**SET EXERCISE**. Your task is to copy every line of the entries that contains "xlabel".
◆ ◆ ◆ ◆ ◆ ◆ ◆
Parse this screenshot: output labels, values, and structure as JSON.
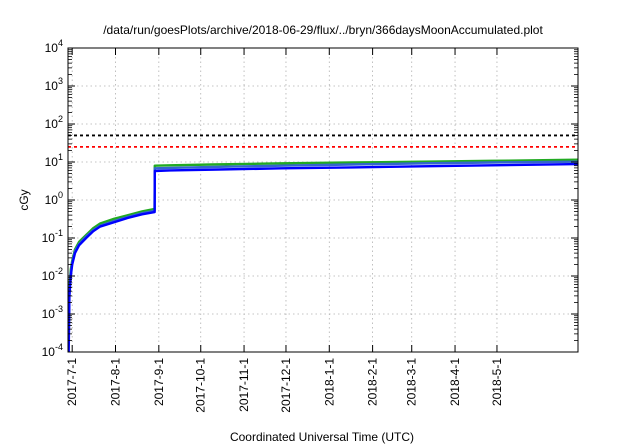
{
  "chart_data": {
    "type": "line",
    "title": "/data/run/goesPlots/archive/2018-06-29/flux/../bryn/366daysMoonAccumulated.plot",
    "xlabel": "Coordinated Universal Time (UTC)",
    "ylabel": "cGy",
    "y_scale": "log",
    "ylim_exp": [
      -4,
      4
    ],
    "y_tick_labels": [
      {
        "base": "10",
        "exp": "-4"
      },
      {
        "base": "10",
        "exp": "-3"
      },
      {
        "base": "10",
        "exp": "-2"
      },
      {
        "base": "10",
        "exp": "-1"
      },
      {
        "base": "10",
        "exp": "0"
      },
      {
        "base": "10",
        "exp": "1"
      },
      {
        "base": "10",
        "exp": "2"
      },
      {
        "base": "10",
        "exp": "3"
      },
      {
        "base": "10",
        "exp": "4"
      }
    ],
    "xlim_days": [
      -3,
      362
    ],
    "x_ticks": [
      {
        "label": "2017-7-1",
        "day": 0
      },
      {
        "label": "2017-8-1",
        "day": 31
      },
      {
        "label": "2017-9-1",
        "day": 62
      },
      {
        "label": "2017-10-1",
        "day": 92
      },
      {
        "label": "2017-11-1",
        "day": 123
      },
      {
        "label": "2017-12-1",
        "day": 153
      },
      {
        "label": "2018-1-1",
        "day": 184
      },
      {
        "label": "2018-2-1",
        "day": 215
      },
      {
        "label": "2018-3-1",
        "day": 243
      },
      {
        "label": "2018-4-1",
        "day": 274
      },
      {
        "label": "2018-5-1",
        "day": 304
      }
    ],
    "grid": true,
    "reference_lines": [
      {
        "value": 50,
        "color": "#000000",
        "style": "dashed"
      },
      {
        "value": 25,
        "color": "#ff0000",
        "style": "dashed"
      }
    ],
    "series": [
      {
        "color": "#22aa22",
        "points": [
          [
            -2.5,
            0.0003
          ],
          [
            -2,
            0.005
          ],
          [
            -1,
            0.015
          ],
          [
            0,
            0.025
          ],
          [
            2,
            0.05
          ],
          [
            5,
            0.08
          ],
          [
            10,
            0.12
          ],
          [
            15,
            0.18
          ],
          [
            20,
            0.24
          ],
          [
            30,
            0.32
          ],
          [
            40,
            0.4
          ],
          [
            50,
            0.5
          ],
          [
            59,
            0.58
          ],
          [
            59.1,
            8.0
          ],
          [
            70,
            8.2
          ],
          [
            100,
            8.6
          ],
          [
            150,
            9.2
          ],
          [
            200,
            9.7
          ],
          [
            250,
            10.2
          ],
          [
            300,
            10.7
          ],
          [
            362,
            11.5
          ]
        ]
      },
      {
        "color": "#3366cc",
        "points": [
          [
            -2.5,
            0.0002
          ],
          [
            -2,
            0.004
          ],
          [
            -1,
            0.012
          ],
          [
            0,
            0.022
          ],
          [
            2,
            0.045
          ],
          [
            5,
            0.07
          ],
          [
            10,
            0.11
          ],
          [
            15,
            0.16
          ],
          [
            20,
            0.21
          ],
          [
            30,
            0.28
          ],
          [
            40,
            0.36
          ],
          [
            50,
            0.45
          ],
          [
            59,
            0.52
          ],
          [
            59.1,
            6.8
          ],
          [
            70,
            7.0
          ],
          [
            100,
            7.4
          ],
          [
            150,
            8.0
          ],
          [
            200,
            8.6
          ],
          [
            250,
            9.2
          ],
          [
            300,
            9.7
          ],
          [
            362,
            10.2
          ]
        ]
      },
      {
        "color": "#0000ff",
        "points": [
          [
            -2.5,
            0.0001
          ],
          [
            -2,
            0.003
          ],
          [
            -1,
            0.01
          ],
          [
            0,
            0.02
          ],
          [
            2,
            0.04
          ],
          [
            5,
            0.065
          ],
          [
            10,
            0.1
          ],
          [
            15,
            0.15
          ],
          [
            20,
            0.2
          ],
          [
            30,
            0.26
          ],
          [
            40,
            0.34
          ],
          [
            50,
            0.42
          ],
          [
            59,
            0.48
          ],
          [
            59.1,
            5.8
          ],
          [
            70,
            6.0
          ],
          [
            100,
            6.3
          ],
          [
            150,
            6.8
          ],
          [
            200,
            7.2
          ],
          [
            250,
            7.7
          ],
          [
            300,
            8.2
          ],
          [
            362,
            8.8
          ]
        ]
      }
    ]
  }
}
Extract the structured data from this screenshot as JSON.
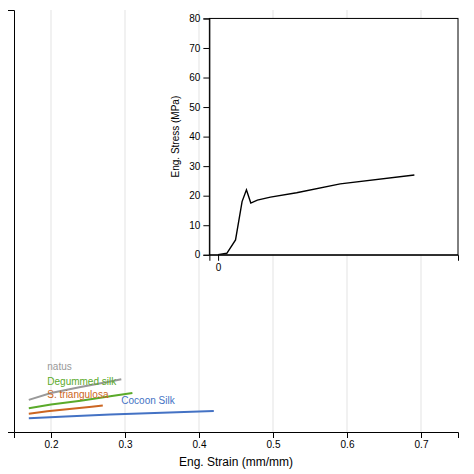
{
  "chart_data": [
    {
      "type": "line",
      "xlabel": "Eng. Strain (mm/mm)",
      "xlim": [
        0.15,
        0.75
      ],
      "xticks": [
        0.2,
        0.3,
        0.4,
        0.5,
        0.6,
        0.7
      ],
      "ylim": [
        -2,
        90
      ],
      "yticks": [],
      "grid": true,
      "tick_labels": "x",
      "series": [
        {
          "color": "#999999",
          "x": [
            0.17,
            0.2,
            0.24,
            0.28,
            0.295
          ],
          "values": [
            5.0,
            6.5,
            7.8,
            9.0,
            9.5
          ]
        },
        {
          "color": "#5aaa2a",
          "x": [
            0.17,
            0.2,
            0.24,
            0.28,
            0.31
          ],
          "values": [
            3.2,
            4.0,
            4.8,
            5.8,
            6.5
          ]
        },
        {
          "color": "#cc6622",
          "x": [
            0.17,
            0.195,
            0.225,
            0.255,
            0.27
          ],
          "values": [
            2.0,
            2.5,
            3.0,
            3.5,
            3.8
          ]
        },
        {
          "color": "#4472c4",
          "x": [
            0.17,
            0.22,
            0.28,
            0.35,
            0.42
          ],
          "values": [
            1.0,
            1.4,
            1.8,
            2.2,
            2.6
          ]
        }
      ],
      "annotations": [
        {
          "text": "natus",
          "x": 0.195,
          "y": 11.5,
          "color": "#999999"
        },
        {
          "text": "Degummed silk",
          "x": 0.195,
          "y": 8.2,
          "color": "#5aaa2a"
        },
        {
          "text": "S. triangulosa",
          "x": 0.195,
          "y": 5.5,
          "color": "#cc6622"
        },
        {
          "text": "Cocoon Silk",
          "x": 0.295,
          "y": 4.0,
          "color": "#4472c4"
        }
      ]
    },
    {
      "type": "line",
      "ylabel": "Eng. Stress (MPa)",
      "xlim": [
        -0.02,
        0.55
      ],
      "xticks": [
        0
      ],
      "ylim": [
        0,
        80
      ],
      "yticks": [
        0,
        10,
        20,
        30,
        40,
        50,
        60,
        70,
        80
      ],
      "grid": false,
      "series": [
        {
          "color": "#000000",
          "x": [
            0.0,
            0.02,
            0.04,
            0.055,
            0.065,
            0.075,
            0.09,
            0.12,
            0.18,
            0.28,
            0.45
          ],
          "values": [
            0.0,
            0.5,
            5.0,
            18.0,
            22.0,
            17.5,
            18.5,
            19.5,
            21.0,
            24.0,
            27.0
          ]
        }
      ]
    }
  ]
}
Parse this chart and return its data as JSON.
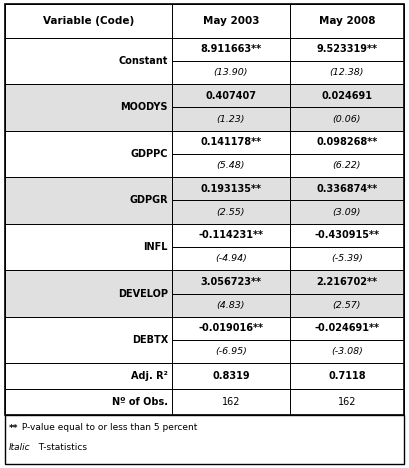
{
  "col_headers": [
    "Variable (Code)",
    "May 2003",
    "May 2008"
  ],
  "rows": [
    {
      "label": "Constant",
      "val1": "8.911663**",
      "tstat1": "(13.90)",
      "val2": "9.523319**",
      "tstat2": "(12.38)",
      "shaded": false
    },
    {
      "label": "MOODYS",
      "val1": "0.407407",
      "tstat1": "(1.23)",
      "val2": "0.024691",
      "tstat2": "(0.06)",
      "shaded": true
    },
    {
      "label": "GDPPC",
      "val1": "0.141178**",
      "tstat1": "(5.48)",
      "val2": "0.098268**",
      "tstat2": "(6.22)",
      "shaded": false
    },
    {
      "label": "GDPGR",
      "val1": "0.193135**",
      "tstat1": "(2.55)",
      "val2": "0.336874**",
      "tstat2": "(3.09)",
      "shaded": true
    },
    {
      "label": "INFL",
      "val1": "-0.114231**",
      "tstat1": "(-4.94)",
      "val2": "-0.430915**",
      "tstat2": "(-5.39)",
      "shaded": false
    },
    {
      "label": "DEVELOP",
      "val1": "3.056723**",
      "tstat1": "(4.83)",
      "val2": "2.216702**",
      "tstat2": "(2.57)",
      "shaded": true
    },
    {
      "label": "DEBTX",
      "val1": "-0.019016**",
      "tstat1": "(-6.95)",
      "val2": "-0.024691**",
      "tstat2": "(-3.08)",
      "shaded": false
    }
  ],
  "adj_r2": [
    "0.8319",
    "0.7118"
  ],
  "n_obs": [
    "162",
    "162"
  ],
  "shaded_color": "#e0e0e0",
  "white_color": "#ffffff",
  "border_color": "#000000"
}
◆ ◆ ◆ ◆ ◆ ◆ ◆
**WRITTEN ANSWER**.
    "xlabel": "Coordinated Universal Time (UTC)",
      "xlabel": "Eng. Strain (mm/mm)",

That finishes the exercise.